--- START Records for this exercise ---
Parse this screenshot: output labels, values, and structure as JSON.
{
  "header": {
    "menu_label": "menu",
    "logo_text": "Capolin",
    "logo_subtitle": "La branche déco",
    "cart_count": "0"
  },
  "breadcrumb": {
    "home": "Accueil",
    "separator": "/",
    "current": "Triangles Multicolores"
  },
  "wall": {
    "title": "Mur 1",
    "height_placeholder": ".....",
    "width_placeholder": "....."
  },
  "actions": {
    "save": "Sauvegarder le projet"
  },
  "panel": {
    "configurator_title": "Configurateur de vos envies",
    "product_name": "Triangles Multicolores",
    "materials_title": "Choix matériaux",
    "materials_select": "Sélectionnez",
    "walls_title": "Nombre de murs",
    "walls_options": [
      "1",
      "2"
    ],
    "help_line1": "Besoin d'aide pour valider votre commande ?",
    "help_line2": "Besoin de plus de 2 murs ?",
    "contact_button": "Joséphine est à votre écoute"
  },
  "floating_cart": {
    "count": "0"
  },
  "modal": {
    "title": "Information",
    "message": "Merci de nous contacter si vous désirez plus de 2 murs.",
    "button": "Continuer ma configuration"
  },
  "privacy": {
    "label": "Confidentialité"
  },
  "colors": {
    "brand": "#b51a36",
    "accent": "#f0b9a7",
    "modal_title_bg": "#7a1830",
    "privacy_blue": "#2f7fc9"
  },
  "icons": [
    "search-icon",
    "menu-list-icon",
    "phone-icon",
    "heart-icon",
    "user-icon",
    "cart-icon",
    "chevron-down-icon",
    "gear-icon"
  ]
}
--- END Records for this exercise ---
## Aim of the exercise
Pull out each line of the entries that contains "Besoin".

## Exercise output
    "help_line1": "Besoin d'aide pour valider votre commande ?",
    "help_line2": "Besoin de plus de 2 murs ?",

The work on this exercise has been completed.